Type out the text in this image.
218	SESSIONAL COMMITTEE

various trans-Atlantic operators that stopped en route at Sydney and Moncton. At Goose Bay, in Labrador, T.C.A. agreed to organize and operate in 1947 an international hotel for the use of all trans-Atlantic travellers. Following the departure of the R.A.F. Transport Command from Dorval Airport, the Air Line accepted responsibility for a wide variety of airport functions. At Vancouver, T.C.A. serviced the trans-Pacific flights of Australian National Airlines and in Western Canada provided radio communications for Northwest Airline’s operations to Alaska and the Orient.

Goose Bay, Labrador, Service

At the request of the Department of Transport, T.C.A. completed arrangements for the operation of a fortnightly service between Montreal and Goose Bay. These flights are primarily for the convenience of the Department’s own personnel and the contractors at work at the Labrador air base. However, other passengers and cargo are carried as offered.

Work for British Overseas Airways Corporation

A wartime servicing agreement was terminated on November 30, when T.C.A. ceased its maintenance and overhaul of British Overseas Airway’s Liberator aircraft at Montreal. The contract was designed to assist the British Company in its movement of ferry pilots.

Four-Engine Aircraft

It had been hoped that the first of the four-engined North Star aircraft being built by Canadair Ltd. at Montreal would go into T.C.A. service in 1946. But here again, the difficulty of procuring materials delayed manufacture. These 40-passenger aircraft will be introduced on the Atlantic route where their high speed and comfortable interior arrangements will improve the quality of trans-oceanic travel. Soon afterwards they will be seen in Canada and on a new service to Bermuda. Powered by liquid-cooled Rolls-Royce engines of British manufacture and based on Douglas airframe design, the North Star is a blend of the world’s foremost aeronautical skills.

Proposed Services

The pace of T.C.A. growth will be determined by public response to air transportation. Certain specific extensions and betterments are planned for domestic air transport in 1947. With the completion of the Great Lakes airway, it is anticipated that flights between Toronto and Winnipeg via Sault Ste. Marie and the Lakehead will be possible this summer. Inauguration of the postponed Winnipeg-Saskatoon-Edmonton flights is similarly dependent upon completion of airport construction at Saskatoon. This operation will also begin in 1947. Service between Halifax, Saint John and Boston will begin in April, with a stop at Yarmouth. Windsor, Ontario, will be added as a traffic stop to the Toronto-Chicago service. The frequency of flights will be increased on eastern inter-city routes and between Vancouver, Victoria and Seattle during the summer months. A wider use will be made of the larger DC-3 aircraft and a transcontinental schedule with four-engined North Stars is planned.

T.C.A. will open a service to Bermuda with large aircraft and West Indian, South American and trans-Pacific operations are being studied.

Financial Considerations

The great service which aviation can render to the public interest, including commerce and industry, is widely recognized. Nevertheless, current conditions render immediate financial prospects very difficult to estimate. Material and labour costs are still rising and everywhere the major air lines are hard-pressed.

= = = =

● **PROBLEM TO SOLVE**
Return all the data above once more, precisely as given.

● **FULL OUTPUT**
Type out the text in this image.
218	SESSIONAL COMMITTEE

various trans-Atlantic operators that stopped en route at Sydney and Moncton. At Goose Bay, in Labrador, T.C.A. agreed to organize and operate in 1947 an international hotel for the use of all trans-Atlantic travellers. Following the departure of the R.A.F. Transport Command from Dorval Airport, the Air Line accepted responsibility for a wide variety of airport functions. At Vancouver, T.C.A. serviced the trans-Pacific flights of Australian National Airlines and in Western Canada provided radio communications for Northwest Airline’s operations to Alaska and the Orient.

Goose Bay, Labrador, Service

At the request of the Department of Transport, T.C.A. completed arrangements for the operation of a fortnightly service between Montreal and Goose Bay. These flights are primarily for the convenience of the Department’s own personnel and the contractors at work at the Labrador air base. However, other passengers and cargo are carried as offered.

Work for British Overseas Airways Corporation

A wartime servicing agreement was terminated on November 30, when T.C.A. ceased its maintenance and overhaul of British Overseas Airway’s Liberator aircraft at Montreal. The contract was designed to assist the British Company in its movement of ferry pilots.

Four-Engine Aircraft

It had been hoped that the first of the four-engined North Star aircraft being built by Canadair Ltd. at Montreal would go into T.C.A. service in 1946. But here again, the difficulty of procuring materials delayed manufacture. These 40-passenger aircraft will be introduced on the Atlantic route where their high speed and comfortable interior arrangements will improve the quality of trans-oceanic travel. Soon afterwards they will be seen in Canada and on a new service to Bermuda. Powered by liquid-cooled Rolls-Royce engines of British manufacture and based on Douglas airframe design, the North Star is a blend of the world’s foremost aeronautical skills.

Proposed Services

The pace of T.C.A. growth will be determined by public response to air transportation. Certain specific extensions and betterments are planned for domestic air transport in 1947. With the completion of the Great Lakes airway, it is anticipated that flights between Toronto and Winnipeg via Sault Ste. Marie and the Lakehead will be possible this summer. Inauguration of the postponed Winnipeg-Saskatoon-Edmonton flights is similarly dependent upon completion of airport construction at Saskatoon. This operation will also begin in 1947. Service between Halifax, Saint John and Boston will begin in April, with a stop at Yarmouth. Windsor, Ontario, will be added as a traffic stop to the Toronto-Chicago service. The frequency of flights will be increased on eastern inter-city routes and between Vancouver, Victoria and Seattle during the summer months. A wider use will be made of the larger DC-3 aircraft and a transcontinental schedule with four-engined North Stars is planned.

T.C.A. will open a service to Bermuda with large aircraft and West Indian, South American and trans-Pacific operations are being studied.

Financial Considerations

The great service which aviation can render to the public interest, including commerce and industry, is widely recognized. Nevertheless, current conditions render immediate financial prospects very difficult to estimate. Material and labour costs are still rising and everywhere the major air lines are hard-pressed.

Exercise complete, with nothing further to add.